→ Task details
Leaving the pictures aside, transcribe every line below exactly.

→ Data
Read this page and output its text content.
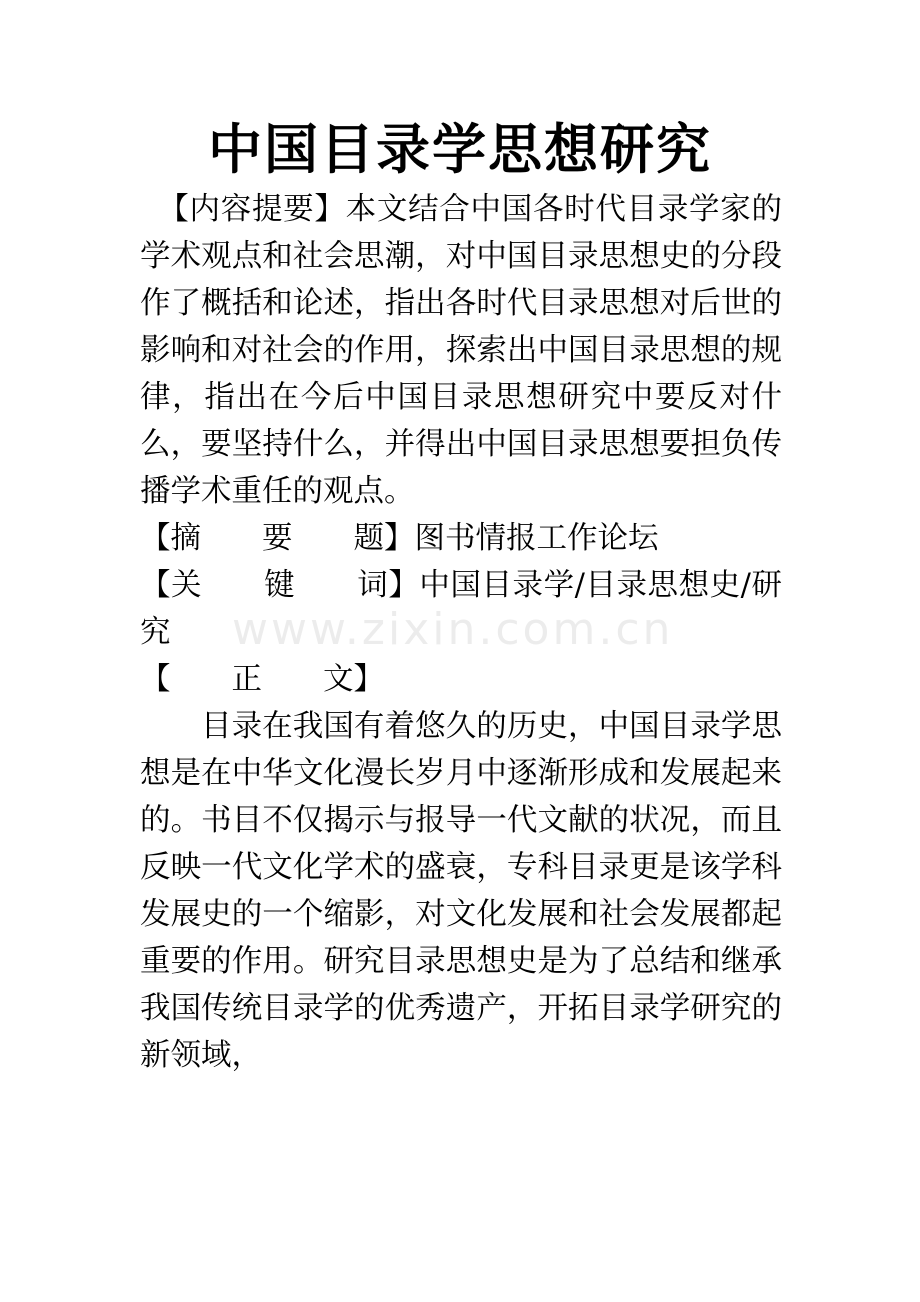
中国目录学思想研究

【内容提要】本文结合中国各时代目录学家的学术观点和社会思潮，对中国目录思想史的分段作了概括和论述，指出各时代目录思想对后世的影响和对社会的作用，探索出中国目录思想的规律，指出在今后中国目录思想研究中要反对什么，要坚持什么，并得出中国目录思想要担负传播学术重任的观点。

【摘　　要　　题】图书情报工作论坛

【关　　键　　词】中国目录学/目录思想史/研究

【　　正　　文】

目录在我国有着悠久的历史，中国目录学思想是在中华文化漫长岁月中逐渐形成和发展起来的。书目不仅揭示与报导一代文献的状况，而且反映一代文化学术的盛衰，专科目录更是该学科发展史的一个缩影，对文化发展和社会发展都起重要的作用。研究目录思想史是为了总结和继承我国传统目录学的优秀遗产，开拓目录学研究的新领域，

www.zixin.com.cn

→ Written answer
Read this page and output its text content.
中国目录学思想研究

【内容提要】本文结合中国各时代目录学家的学术观点和社会思潮，对中国目录思想史的分段作了概括和论述，指出各时代目录思想对后世的影响和对社会的作用，探索出中国目录思想的规律，指出在今后中国目录思想研究中要反对什么，要坚持什么，并得出中国目录思想要担负传播学术重任的观点。

【摘　　要　　题】图书情报工作论坛

【关　　键　　词】中国目录学/目录思想史/研究

【　　正　　文】

目录在我国有着悠久的历史，中国目录学思想是在中华文化漫长岁月中逐渐形成和发展起来的。书目不仅揭示与报导一代文献的状况，而且反映一代文化学术的盛衰，专科目录更是该学科发展史的一个缩影，对文化发展和社会发展都起重要的作用。研究目录思想史是为了总结和继承我国传统目录学的优秀遗产，开拓目录学研究的新领域，

www.zixin.com.cn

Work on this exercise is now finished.